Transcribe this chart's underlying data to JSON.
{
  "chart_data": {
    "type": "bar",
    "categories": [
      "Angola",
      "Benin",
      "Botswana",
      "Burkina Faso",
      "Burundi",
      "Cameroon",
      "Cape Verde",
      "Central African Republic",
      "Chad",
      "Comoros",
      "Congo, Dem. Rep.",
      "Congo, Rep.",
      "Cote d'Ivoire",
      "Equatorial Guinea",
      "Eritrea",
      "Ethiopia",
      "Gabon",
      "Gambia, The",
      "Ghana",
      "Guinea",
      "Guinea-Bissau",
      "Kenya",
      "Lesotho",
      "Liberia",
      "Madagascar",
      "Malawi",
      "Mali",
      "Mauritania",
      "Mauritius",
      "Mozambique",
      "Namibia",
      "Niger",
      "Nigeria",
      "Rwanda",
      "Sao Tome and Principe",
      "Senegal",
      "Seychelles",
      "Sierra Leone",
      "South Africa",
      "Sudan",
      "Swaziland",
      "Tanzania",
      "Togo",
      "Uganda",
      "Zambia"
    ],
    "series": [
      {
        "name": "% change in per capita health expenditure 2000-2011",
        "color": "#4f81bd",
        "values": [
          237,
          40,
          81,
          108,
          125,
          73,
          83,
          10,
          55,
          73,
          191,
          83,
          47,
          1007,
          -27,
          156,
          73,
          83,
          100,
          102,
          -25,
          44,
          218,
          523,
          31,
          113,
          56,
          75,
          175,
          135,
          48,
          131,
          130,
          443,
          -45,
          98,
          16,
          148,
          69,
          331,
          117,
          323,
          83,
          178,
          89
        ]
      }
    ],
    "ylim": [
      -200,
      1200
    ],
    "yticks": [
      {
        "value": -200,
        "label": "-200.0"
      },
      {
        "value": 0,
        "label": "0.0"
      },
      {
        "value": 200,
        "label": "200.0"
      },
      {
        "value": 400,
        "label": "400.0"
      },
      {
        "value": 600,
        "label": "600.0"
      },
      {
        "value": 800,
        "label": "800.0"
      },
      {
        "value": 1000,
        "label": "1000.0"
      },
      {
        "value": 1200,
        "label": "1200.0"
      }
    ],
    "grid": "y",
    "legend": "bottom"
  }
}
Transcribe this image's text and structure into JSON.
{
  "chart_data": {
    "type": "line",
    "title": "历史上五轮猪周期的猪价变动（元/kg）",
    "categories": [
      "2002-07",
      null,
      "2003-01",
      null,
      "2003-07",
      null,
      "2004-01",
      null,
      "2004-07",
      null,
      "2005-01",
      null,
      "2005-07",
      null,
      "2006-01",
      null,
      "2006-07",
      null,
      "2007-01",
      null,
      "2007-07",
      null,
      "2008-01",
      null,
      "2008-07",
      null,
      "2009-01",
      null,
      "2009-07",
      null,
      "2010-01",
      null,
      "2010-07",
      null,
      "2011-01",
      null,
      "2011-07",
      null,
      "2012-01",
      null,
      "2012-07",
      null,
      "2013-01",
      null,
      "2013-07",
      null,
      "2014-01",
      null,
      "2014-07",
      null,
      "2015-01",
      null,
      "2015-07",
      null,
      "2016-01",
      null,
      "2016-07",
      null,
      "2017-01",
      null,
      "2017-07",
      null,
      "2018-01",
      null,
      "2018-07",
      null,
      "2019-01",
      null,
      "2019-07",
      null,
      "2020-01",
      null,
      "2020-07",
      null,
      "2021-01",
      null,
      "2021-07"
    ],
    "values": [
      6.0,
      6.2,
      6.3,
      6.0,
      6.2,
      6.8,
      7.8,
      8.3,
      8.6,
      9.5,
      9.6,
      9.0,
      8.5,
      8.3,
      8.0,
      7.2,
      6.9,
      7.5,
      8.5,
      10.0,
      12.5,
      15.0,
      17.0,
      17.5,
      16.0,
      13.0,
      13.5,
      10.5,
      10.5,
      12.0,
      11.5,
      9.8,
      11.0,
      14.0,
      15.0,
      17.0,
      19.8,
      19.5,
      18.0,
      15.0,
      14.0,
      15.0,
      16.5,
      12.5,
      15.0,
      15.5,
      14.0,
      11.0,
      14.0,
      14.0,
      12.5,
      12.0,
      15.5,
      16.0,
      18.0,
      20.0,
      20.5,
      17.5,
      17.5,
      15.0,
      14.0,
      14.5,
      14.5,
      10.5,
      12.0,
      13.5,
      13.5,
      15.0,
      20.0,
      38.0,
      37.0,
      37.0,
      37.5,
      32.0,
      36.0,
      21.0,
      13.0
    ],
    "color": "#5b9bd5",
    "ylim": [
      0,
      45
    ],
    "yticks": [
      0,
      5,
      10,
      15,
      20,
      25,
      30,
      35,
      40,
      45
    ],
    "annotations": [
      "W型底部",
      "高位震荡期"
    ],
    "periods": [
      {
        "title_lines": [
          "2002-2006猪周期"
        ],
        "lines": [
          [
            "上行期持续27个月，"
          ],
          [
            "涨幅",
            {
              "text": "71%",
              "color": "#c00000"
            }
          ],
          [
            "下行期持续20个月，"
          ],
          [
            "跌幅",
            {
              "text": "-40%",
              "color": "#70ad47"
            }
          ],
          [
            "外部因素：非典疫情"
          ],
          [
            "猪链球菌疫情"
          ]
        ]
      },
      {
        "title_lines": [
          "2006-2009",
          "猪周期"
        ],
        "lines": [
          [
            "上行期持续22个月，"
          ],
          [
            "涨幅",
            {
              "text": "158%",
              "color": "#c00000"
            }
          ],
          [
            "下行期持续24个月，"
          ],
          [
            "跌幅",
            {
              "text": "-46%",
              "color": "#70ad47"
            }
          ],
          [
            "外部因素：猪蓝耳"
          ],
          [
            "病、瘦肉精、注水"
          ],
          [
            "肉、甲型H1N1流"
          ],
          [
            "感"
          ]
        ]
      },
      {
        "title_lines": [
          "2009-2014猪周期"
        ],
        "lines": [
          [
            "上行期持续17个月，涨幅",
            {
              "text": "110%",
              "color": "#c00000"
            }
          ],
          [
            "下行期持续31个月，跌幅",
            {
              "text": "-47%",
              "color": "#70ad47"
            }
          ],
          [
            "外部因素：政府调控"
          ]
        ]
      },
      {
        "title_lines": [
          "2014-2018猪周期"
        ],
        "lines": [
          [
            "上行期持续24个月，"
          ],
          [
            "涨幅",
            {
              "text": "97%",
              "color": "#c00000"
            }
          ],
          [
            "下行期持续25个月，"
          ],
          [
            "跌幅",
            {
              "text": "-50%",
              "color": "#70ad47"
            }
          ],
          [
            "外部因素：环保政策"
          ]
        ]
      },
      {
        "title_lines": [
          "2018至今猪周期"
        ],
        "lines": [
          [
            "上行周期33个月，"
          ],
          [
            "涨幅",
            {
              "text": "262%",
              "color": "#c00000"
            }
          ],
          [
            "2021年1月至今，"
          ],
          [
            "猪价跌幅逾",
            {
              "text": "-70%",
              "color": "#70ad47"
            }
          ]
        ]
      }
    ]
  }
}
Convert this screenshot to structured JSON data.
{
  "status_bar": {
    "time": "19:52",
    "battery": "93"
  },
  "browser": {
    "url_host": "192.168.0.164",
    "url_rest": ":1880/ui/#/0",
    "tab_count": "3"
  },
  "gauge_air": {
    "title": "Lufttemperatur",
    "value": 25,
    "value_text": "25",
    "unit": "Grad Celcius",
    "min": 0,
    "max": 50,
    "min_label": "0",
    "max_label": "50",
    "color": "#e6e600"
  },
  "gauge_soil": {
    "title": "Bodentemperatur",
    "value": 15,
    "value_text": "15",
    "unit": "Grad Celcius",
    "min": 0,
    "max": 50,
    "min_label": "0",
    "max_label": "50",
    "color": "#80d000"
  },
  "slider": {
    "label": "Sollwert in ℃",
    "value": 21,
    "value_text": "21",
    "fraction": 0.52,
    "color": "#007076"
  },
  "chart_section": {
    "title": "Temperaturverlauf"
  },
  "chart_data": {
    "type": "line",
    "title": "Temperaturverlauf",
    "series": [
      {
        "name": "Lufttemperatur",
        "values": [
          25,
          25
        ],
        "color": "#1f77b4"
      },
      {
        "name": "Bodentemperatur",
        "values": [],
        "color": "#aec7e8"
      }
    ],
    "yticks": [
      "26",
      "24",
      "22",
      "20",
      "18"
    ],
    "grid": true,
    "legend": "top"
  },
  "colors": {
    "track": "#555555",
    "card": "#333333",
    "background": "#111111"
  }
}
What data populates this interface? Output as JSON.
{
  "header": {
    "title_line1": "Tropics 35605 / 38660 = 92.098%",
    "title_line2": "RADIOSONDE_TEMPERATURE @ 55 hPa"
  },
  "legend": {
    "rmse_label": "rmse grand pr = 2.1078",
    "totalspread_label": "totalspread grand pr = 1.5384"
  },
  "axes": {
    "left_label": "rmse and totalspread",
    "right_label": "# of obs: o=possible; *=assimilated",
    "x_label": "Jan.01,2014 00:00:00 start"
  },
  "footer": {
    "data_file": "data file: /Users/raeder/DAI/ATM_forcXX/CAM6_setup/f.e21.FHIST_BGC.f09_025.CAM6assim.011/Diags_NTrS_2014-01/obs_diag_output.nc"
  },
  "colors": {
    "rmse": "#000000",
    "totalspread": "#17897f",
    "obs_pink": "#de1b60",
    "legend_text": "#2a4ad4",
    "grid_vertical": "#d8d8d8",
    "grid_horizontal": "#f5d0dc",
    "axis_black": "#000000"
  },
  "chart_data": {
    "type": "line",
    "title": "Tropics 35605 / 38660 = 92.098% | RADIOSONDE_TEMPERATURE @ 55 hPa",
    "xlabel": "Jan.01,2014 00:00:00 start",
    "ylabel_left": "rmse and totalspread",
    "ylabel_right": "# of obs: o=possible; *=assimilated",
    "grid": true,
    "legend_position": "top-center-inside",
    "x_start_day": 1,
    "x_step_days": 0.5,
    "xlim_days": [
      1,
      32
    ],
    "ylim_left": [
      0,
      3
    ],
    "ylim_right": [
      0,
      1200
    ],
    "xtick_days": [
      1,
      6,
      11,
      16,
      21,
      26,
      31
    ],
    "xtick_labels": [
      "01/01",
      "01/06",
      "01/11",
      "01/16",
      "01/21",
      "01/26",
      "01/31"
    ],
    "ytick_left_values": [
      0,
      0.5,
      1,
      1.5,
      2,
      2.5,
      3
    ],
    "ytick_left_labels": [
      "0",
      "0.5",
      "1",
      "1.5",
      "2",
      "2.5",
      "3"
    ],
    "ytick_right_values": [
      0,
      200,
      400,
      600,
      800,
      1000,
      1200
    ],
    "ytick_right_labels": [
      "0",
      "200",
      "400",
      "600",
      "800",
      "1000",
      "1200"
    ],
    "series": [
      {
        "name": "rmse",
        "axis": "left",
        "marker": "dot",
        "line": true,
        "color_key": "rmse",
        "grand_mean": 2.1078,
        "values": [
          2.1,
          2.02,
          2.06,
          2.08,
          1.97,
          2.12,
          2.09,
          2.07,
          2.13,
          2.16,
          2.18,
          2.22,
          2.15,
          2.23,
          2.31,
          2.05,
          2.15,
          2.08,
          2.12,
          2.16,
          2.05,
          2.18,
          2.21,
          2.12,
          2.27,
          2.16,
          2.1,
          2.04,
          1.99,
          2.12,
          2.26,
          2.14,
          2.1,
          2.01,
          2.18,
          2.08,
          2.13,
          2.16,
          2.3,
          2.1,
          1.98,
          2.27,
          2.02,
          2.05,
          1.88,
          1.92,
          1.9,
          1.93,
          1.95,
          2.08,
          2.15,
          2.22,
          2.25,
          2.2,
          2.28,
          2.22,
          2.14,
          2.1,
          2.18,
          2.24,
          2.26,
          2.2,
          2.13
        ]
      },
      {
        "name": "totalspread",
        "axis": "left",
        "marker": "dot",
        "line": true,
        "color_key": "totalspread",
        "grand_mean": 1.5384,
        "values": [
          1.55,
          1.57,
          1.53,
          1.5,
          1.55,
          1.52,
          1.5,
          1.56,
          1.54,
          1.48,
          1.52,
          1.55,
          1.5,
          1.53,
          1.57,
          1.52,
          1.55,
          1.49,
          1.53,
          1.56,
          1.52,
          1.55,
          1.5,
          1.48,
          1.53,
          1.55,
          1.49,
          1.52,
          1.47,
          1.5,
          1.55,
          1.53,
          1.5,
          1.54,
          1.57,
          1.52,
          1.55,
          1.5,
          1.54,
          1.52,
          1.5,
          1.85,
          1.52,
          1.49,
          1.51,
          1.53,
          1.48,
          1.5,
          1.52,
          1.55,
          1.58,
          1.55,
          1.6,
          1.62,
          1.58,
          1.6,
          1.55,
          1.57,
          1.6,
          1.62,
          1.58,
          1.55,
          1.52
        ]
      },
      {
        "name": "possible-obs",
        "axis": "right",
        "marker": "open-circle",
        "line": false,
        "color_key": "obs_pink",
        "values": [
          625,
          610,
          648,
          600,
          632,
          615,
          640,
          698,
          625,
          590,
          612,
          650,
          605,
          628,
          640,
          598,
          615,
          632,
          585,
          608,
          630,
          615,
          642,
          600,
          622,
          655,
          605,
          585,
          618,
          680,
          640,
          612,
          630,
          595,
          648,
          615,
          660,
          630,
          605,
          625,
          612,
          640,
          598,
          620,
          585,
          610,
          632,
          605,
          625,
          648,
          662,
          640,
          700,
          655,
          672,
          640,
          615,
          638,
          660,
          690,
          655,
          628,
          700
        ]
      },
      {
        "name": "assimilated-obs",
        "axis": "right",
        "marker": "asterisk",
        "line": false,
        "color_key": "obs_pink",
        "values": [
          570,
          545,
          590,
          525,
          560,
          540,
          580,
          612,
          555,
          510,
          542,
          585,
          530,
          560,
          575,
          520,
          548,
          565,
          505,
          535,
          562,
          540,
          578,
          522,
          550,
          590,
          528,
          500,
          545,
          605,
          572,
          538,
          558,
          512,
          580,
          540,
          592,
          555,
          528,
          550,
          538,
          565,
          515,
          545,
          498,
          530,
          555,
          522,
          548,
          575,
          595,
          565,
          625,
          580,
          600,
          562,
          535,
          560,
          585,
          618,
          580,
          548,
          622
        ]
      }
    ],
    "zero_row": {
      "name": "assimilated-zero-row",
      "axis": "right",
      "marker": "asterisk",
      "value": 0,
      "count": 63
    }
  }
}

-------

To be done> Which lines of the data include "外部因素"? Copy each of them.

The solution>
            "外部因素：非典疫情"
            "外部因素：猪蓝耳"
            "外部因素：政府调控"
            "外部因素：环保政策"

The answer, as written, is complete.